WHAT TO PRODUCE:
Word for word, retype every entry in the listing.

-- begin DATASET RECORDS --

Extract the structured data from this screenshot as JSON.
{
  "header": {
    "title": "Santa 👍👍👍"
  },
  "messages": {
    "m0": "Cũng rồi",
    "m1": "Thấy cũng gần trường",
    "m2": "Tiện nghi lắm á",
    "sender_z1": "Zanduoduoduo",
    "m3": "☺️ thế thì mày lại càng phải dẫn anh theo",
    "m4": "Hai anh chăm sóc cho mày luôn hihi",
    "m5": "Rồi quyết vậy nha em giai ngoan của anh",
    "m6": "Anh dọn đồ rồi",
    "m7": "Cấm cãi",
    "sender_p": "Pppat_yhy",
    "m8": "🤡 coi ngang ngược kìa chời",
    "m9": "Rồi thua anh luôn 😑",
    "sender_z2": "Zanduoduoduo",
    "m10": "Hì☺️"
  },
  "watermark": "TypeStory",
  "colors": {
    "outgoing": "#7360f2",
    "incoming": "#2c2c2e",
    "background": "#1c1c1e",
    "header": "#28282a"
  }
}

-- end DATASET RECORDS --

WORKED ANSWER:
Extract the structured data from this screenshot as JSON.
{
  "header": {
    "title": "Santa 👍👍👍"
  },
  "messages": {
    "m0": "Cũng rồi",
    "m1": "Thấy cũng gần trường",
    "m2": "Tiện nghi lắm á",
    "sender_z1": "Zanduoduoduo",
    "m3": "☺️ thế thì mày lại càng phải dẫn anh theo",
    "m4": "Hai anh chăm sóc cho mày luôn hihi",
    "m5": "Rồi quyết vậy nha em giai ngoan của anh",
    "m6": "Anh dọn đồ rồi",
    "m7": "Cấm cãi",
    "sender_p": "Pppat_yhy",
    "m8": "🤡 coi ngang ngược kìa chời",
    "m9": "Rồi thua anh luôn 😑",
    "sender_z2": "Zanduoduoduo",
    "m10": "Hì☺️"
  },
  "watermark": "TypeStory",
  "colors": {
    "outgoing": "#7360f2",
    "incoming": "#2c2c2e",
    "background": "#1c1c1e",
    "header": "#28282a"
  }
}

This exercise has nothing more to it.